_Task goal_.
Copy every entry word for word, but skip the pictures.

* start Data shown *

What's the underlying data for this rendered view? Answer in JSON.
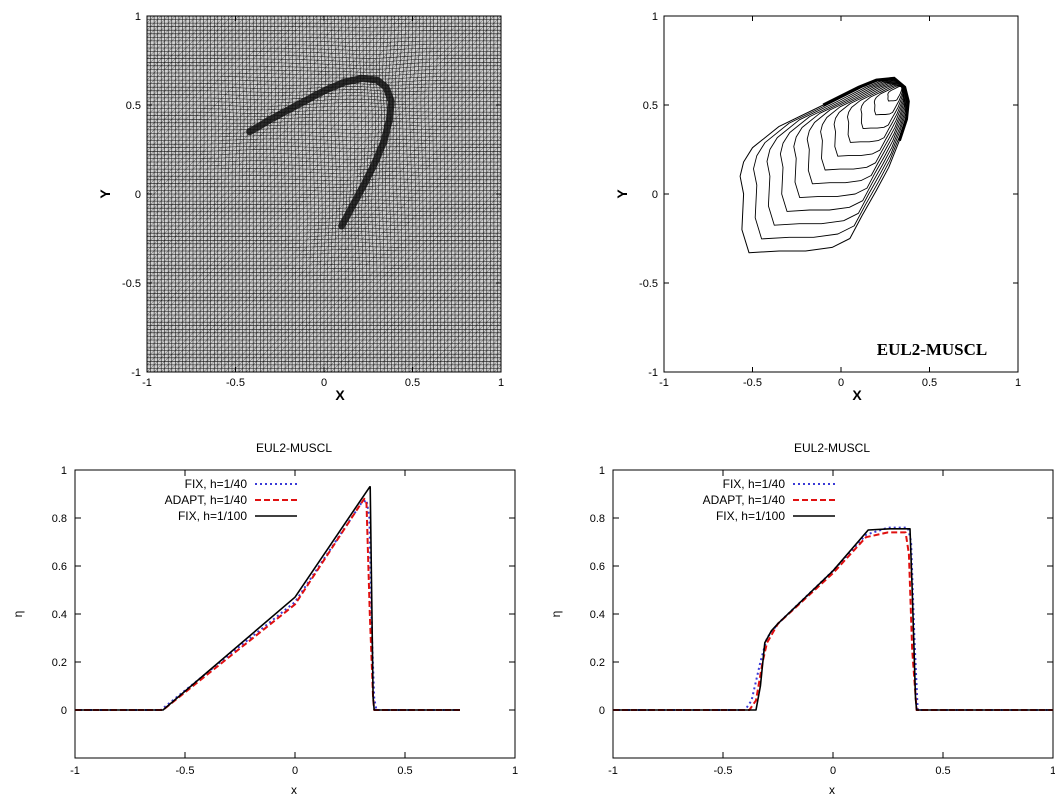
{
  "colors": {
    "fix40": "#3a3ad6",
    "adapt40": "#e01010",
    "fix100": "#000000",
    "axis": "#000000"
  },
  "chart_data": [
    {
      "type": "mesh",
      "xlabel": "X",
      "ylabel": "Y",
      "xlim": [
        -1,
        1
      ],
      "ylim": [
        -1,
        1
      ],
      "xticks": [
        "-1",
        "-0.5",
        "0",
        "0.5",
        "1"
      ],
      "yticks": [
        "-1",
        "-0.5",
        "0",
        "0.5",
        "1"
      ],
      "grid_n": 100,
      "front": [
        [
          -0.42,
          0.35
        ],
        [
          -0.3,
          0.42
        ],
        [
          -0.15,
          0.5
        ],
        [
          0.0,
          0.58
        ],
        [
          0.12,
          0.63
        ],
        [
          0.22,
          0.65
        ],
        [
          0.3,
          0.64
        ],
        [
          0.35,
          0.6
        ],
        [
          0.38,
          0.52
        ],
        [
          0.37,
          0.42
        ],
        [
          0.34,
          0.3
        ],
        [
          0.29,
          0.18
        ],
        [
          0.23,
          0.06
        ],
        [
          0.17,
          -0.05
        ],
        [
          0.1,
          -0.18
        ]
      ]
    },
    {
      "type": "contour",
      "annotation": "EUL2-MUSCL",
      "xlabel": "X",
      "ylabel": "Y",
      "xlim": [
        -1,
        1
      ],
      "ylim": [
        -1,
        1
      ],
      "xticks": [
        "-1",
        "-0.5",
        "0",
        "0.5",
        "1"
      ],
      "yticks": [
        "-1",
        "-0.5",
        "0",
        "0.5",
        "1"
      ],
      "levels": 12,
      "center": [
        0.34,
        0.6
      ]
    },
    {
      "type": "line",
      "title": "EUL2-MUSCL",
      "xlabel": "x",
      "ylabel": "η",
      "xlim": [
        -1,
        1
      ],
      "ylim": [
        -0.2,
        1
      ],
      "xticks": [
        "-1",
        "-0.5",
        "0",
        "0.5",
        "1"
      ],
      "yticks": [
        "0",
        "0.2",
        "0.4",
        "0.6",
        "0.8",
        "1"
      ],
      "legend_position": "top-left",
      "series": [
        {
          "name": "FIX, h=1/40",
          "style": "dotted",
          "color": "#3a3ad6",
          "x": [
            -1,
            -0.61,
            0.0,
            0.3,
            0.325,
            0.338,
            0.35,
            0.36,
            0.37,
            0.75
          ],
          "y": [
            0,
            0,
            0.45,
            0.86,
            0.875,
            0.8,
            0.3,
            0.05,
            0,
            0
          ]
        },
        {
          "name": "ADAPT, h=1/40",
          "style": "dashed",
          "color": "#e01010",
          "x": [
            -1,
            -0.6,
            0.0,
            0.3,
            0.315,
            0.325,
            0.34,
            0.355,
            0.36,
            0.75
          ],
          "y": [
            0,
            0,
            0.44,
            0.86,
            0.88,
            0.86,
            0.4,
            0.05,
            0,
            0
          ]
        },
        {
          "name": "FIX, h=1/100",
          "style": "solid",
          "color": "#000000",
          "x": [
            -1,
            -0.6,
            0.0,
            0.34,
            0.342,
            0.355,
            0.36,
            0.75
          ],
          "y": [
            0,
            0,
            0.47,
            0.93,
            0.93,
            0.05,
            0,
            0
          ]
        }
      ]
    },
    {
      "type": "line",
      "title": "EUL2-MUSCL",
      "xlabel": "x",
      "ylabel": "η",
      "xlim": [
        -1,
        1
      ],
      "ylim": [
        -0.2,
        1
      ],
      "xticks": [
        "-1",
        "-0.5",
        "0",
        "0.5",
        "1"
      ],
      "yticks": [
        "0",
        "0.2",
        "0.4",
        "0.6",
        "0.8",
        "1"
      ],
      "legend_position": "top-left",
      "series": [
        {
          "name": "FIX, h=1/40",
          "style": "dotted",
          "color": "#3a3ad6",
          "x": [
            -1,
            -0.4,
            -0.37,
            -0.33,
            -0.3,
            -0.25,
            0.0,
            0.15,
            0.25,
            0.34,
            0.355,
            0.37,
            0.385,
            1
          ],
          "y": [
            0,
            0,
            0.04,
            0.2,
            0.3,
            0.36,
            0.58,
            0.73,
            0.76,
            0.76,
            0.7,
            0.3,
            0,
            0
          ]
        },
        {
          "name": "ADAPT, h=1/40",
          "style": "dashed",
          "color": "#e01010",
          "x": [
            -1,
            -0.38,
            -0.35,
            -0.32,
            -0.3,
            -0.25,
            0.0,
            0.15,
            0.25,
            0.33,
            0.345,
            0.36,
            0.38,
            1
          ],
          "y": [
            0,
            0,
            0.04,
            0.2,
            0.28,
            0.36,
            0.57,
            0.72,
            0.74,
            0.74,
            0.65,
            0.25,
            0,
            0
          ]
        },
        {
          "name": "FIX, h=1/100",
          "style": "solid",
          "color": "#000000",
          "x": [
            -1,
            -0.35,
            -0.33,
            -0.31,
            -0.28,
            -0.25,
            0.0,
            0.16,
            0.26,
            0.35,
            0.36,
            0.375,
            0.38,
            1
          ],
          "y": [
            0,
            0,
            0.1,
            0.28,
            0.33,
            0.36,
            0.58,
            0.75,
            0.755,
            0.755,
            0.5,
            0.05,
            0,
            0
          ]
        }
      ]
    }
  ]
}
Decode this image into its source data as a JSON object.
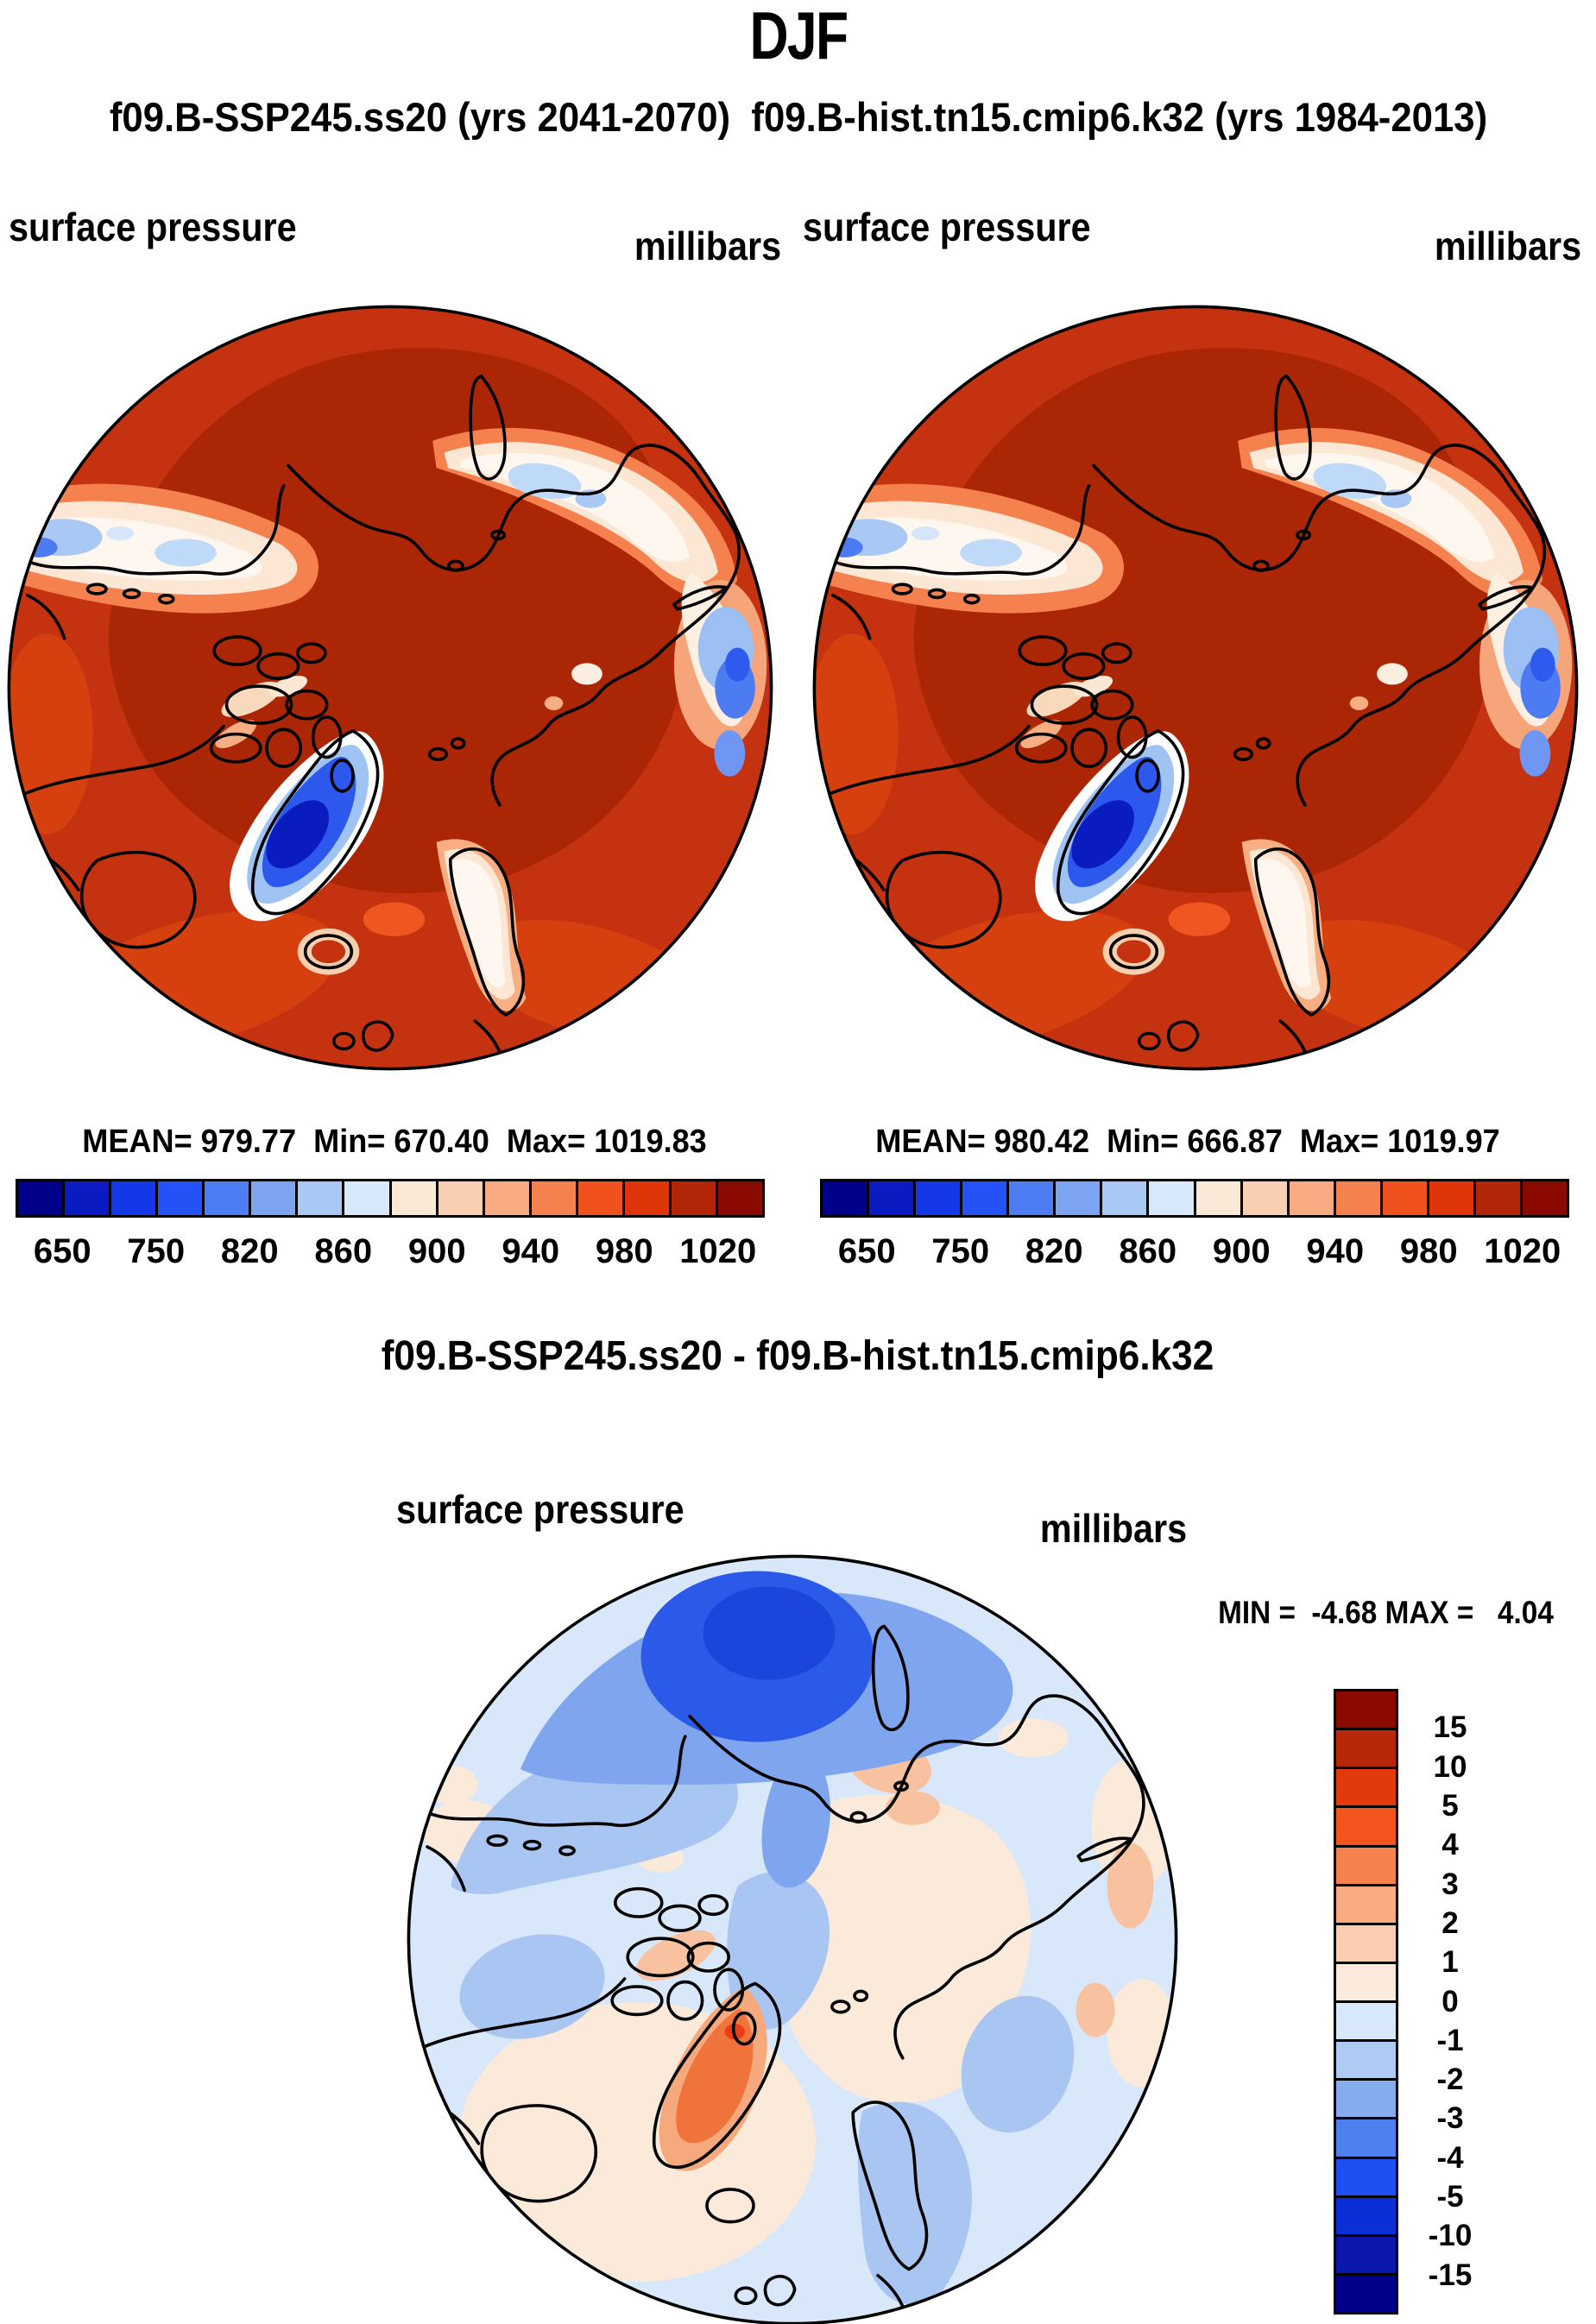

* end Data shown *

_Solution below_.
What's the underlying data for this rendered view? Answer in JSON.
{
  "colors": {
    "fix40": "#3a3ad6",
    "adapt40": "#e01010",
    "fix100": "#000000",
    "axis": "#000000"
  },
  "chart_data": [
    {
      "type": "mesh",
      "xlabel": "X",
      "ylabel": "Y",
      "xlim": [
        -1,
        1
      ],
      "ylim": [
        -1,
        1
      ],
      "xticks": [
        "-1",
        "-0.5",
        "0",
        "0.5",
        "1"
      ],
      "yticks": [
        "-1",
        "-0.5",
        "0",
        "0.5",
        "1"
      ],
      "grid_n": 100,
      "front": [
        [
          -0.42,
          0.35
        ],
        [
          -0.3,
          0.42
        ],
        [
          -0.15,
          0.5
        ],
        [
          0.0,
          0.58
        ],
        [
          0.12,
          0.63
        ],
        [
          0.22,
          0.65
        ],
        [
          0.3,
          0.64
        ],
        [
          0.35,
          0.6
        ],
        [
          0.38,
          0.52
        ],
        [
          0.37,
          0.42
        ],
        [
          0.34,
          0.3
        ],
        [
          0.29,
          0.18
        ],
        [
          0.23,
          0.06
        ],
        [
          0.17,
          -0.05
        ],
        [
          0.1,
          -0.18
        ]
      ]
    },
    {
      "type": "contour",
      "annotation": "EUL2-MUSCL",
      "xlabel": "X",
      "ylabel": "Y",
      "xlim": [
        -1,
        1
      ],
      "ylim": [
        -1,
        1
      ],
      "xticks": [
        "-1",
        "-0.5",
        "0",
        "0.5",
        "1"
      ],
      "yticks": [
        "-1",
        "-0.5",
        "0",
        "0.5",
        "1"
      ],
      "levels": 12,
      "center": [
        0.34,
        0.6
      ]
    },
    {
      "type": "line",
      "title": "EUL2-MUSCL",
      "xlabel": "x",
      "ylabel": "η",
      "xlim": [
        -1,
        1
      ],
      "ylim": [
        -0.2,
        1
      ],
      "xticks": [
        "-1",
        "-0.5",
        "0",
        "0.5",
        "1"
      ],
      "yticks": [
        "0",
        "0.2",
        "0.4",
        "0.6",
        "0.8",
        "1"
      ],
      "legend_position": "top-left",
      "series": [
        {
          "name": "FIX, h=1/40",
          "style": "dotted",
          "color": "#3a3ad6",
          "x": [
            -1,
            -0.61,
            0.0,
            0.3,
            0.325,
            0.338,
            0.35,
            0.36,
            0.37,
            0.75
          ],
          "y": [
            0,
            0,
            0.45,
            0.86,
            0.875,
            0.8,
            0.3,
            0.05,
            0,
            0
          ]
        },
        {
          "name": "ADAPT, h=1/40",
          "style": "dashed",
          "color": "#e01010",
          "x": [
            -1,
            -0.6,
            0.0,
            0.3,
            0.315,
            0.325,
            0.34,
            0.355,
            0.36,
            0.75
          ],
          "y": [
            0,
            0,
            0.44,
            0.86,
            0.88,
            0.86,
            0.4,
            0.05,
            0,
            0
          ]
        },
        {
          "name": "FIX, h=1/100",
          "style": "solid",
          "color": "#000000",
          "x": [
            -1,
            -0.6,
            0.0,
            0.34,
            0.342,
            0.355,
            0.36,
            0.75
          ],
          "y": [
            0,
            0,
            0.47,
            0.93,
            0.93,
            0.05,
            0,
            0
          ]
        }
      ]
    },
    {
      "type": "line",
      "title": "EUL2-MUSCL",
      "xlabel": "x",
      "ylabel": "η",
      "xlim": [
        -1,
        1
      ],
      "ylim": [
        -0.2,
        1
      ],
      "xticks": [
        "-1",
        "-0.5",
        "0",
        "0.5",
        "1"
      ],
      "yticks": [
        "0",
        "0.2",
        "0.4",
        "0.6",
        "0.8",
        "1"
      ],
      "legend_position": "top-left",
      "series": [
        {
          "name": "FIX, h=1/40",
          "style": "dotted",
          "color": "#3a3ad6",
          "x": [
            -1,
            -0.4,
            -0.37,
            -0.33,
            -0.3,
            -0.25,
            0.0,
            0.15,
            0.25,
            0.34,
            0.355,
            0.37,
            0.385,
            1
          ],
          "y": [
            0,
            0,
            0.04,
            0.2,
            0.3,
            0.36,
            0.58,
            0.73,
            0.76,
            0.76,
            0.7,
            0.3,
            0,
            0
          ]
        },
        {
          "name": "ADAPT, h=1/40",
          "style": "dashed",
          "color": "#e01010",
          "x": [
            -1,
            -0.38,
            -0.35,
            -0.32,
            -0.3,
            -0.25,
            0.0,
            0.15,
            0.25,
            0.33,
            0.345,
            0.36,
            0.38,
            1
          ],
          "y": [
            0,
            0,
            0.04,
            0.2,
            0.28,
            0.36,
            0.57,
            0.72,
            0.74,
            0.74,
            0.65,
            0.25,
            0,
            0
          ]
        },
        {
          "name": "FIX, h=1/100",
          "style": "solid",
          "color": "#000000",
          "x": [
            -1,
            -0.35,
            -0.33,
            -0.31,
            -0.28,
            -0.25,
            0.0,
            0.16,
            0.26,
            0.35,
            0.36,
            0.375,
            0.38,
            1
          ],
          "y": [
            0,
            0,
            0.1,
            0.28,
            0.33,
            0.36,
            0.58,
            0.75,
            0.755,
            0.755,
            0.5,
            0.05,
            0,
            0
          ]
        }
      ]
    }
  ]
}
Decode this image into its source data as a JSON object.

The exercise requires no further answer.